> SUPPLIED MATERIAL:
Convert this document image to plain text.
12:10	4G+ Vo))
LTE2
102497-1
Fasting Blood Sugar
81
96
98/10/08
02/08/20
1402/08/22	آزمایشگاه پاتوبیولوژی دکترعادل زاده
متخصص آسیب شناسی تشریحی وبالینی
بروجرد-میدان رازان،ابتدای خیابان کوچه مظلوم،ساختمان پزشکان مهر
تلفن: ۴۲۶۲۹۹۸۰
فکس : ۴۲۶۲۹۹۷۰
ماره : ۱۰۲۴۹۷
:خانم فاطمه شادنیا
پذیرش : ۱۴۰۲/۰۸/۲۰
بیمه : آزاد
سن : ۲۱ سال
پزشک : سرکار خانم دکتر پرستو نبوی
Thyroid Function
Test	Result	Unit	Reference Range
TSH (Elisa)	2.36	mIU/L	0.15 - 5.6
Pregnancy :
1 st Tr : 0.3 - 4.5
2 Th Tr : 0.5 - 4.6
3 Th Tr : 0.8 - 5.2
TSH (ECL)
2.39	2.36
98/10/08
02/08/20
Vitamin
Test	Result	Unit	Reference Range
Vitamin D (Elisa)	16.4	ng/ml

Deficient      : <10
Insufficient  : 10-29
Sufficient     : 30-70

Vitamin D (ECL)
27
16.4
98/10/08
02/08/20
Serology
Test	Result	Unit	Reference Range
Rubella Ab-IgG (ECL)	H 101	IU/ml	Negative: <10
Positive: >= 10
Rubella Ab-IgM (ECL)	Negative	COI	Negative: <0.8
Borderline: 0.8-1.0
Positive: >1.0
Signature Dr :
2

> WHAT YOU WILL DO: Copy out the data shown above without altering anything.

> OUTPUT FOR THIS EXERCISE:
Convert this document image to plain text.
12:10	4G+ Vo))
LTE2
102497-1
Fasting Blood Sugar
81
96
98/10/08
02/08/20
1402/08/22	آزمایشگاه پاتوبیولوژی دکترعادل زاده
متخصص آسیب شناسی تشریحی وبالینی
بروجرد-میدان رازان،ابتدای خیابان کوچه مظلوم،ساختمان پزشکان مهر
تلفن: ۴۲۶۲۹۹۸۰
فکس : ۴۲۶۲۹۹۷۰
ماره : ۱۰۲۴۹۷
:خانم فاطمه شادنیا
پذیرش : ۱۴۰۲/۰۸/۲۰
بیمه : آزاد
سن : ۲۱ سال
پزشک : سرکار خانم دکتر پرستو نبوی
Thyroid Function
Test	Result	Unit	Reference Range
TSH (Elisa)	2.36	mIU/L	0.15 - 5.6
Pregnancy :
1 st Tr : 0.3 - 4.5
2 Th Tr : 0.5 - 4.6
3 Th Tr : 0.8 - 5.2
TSH (ECL)
2.39	2.36
98/10/08
02/08/20
Vitamin
Test	Result	Unit	Reference Range
Vitamin D (Elisa)	16.4	ng/ml

Deficient      : <10
Insufficient  : 10-29
Sufficient     : 30-70

Vitamin D (ECL)
27
16.4
98/10/08
02/08/20
Serology
Test	Result	Unit	Reference Range
Rubella Ab-IgG (ECL)	H 101	IU/ml	Negative: <10
Positive: >= 10
Rubella Ab-IgM (ECL)	Negative	COI	Negative: <0.8
Borderline: 0.8-1.0
Positive: >1.0
Signature Dr :
2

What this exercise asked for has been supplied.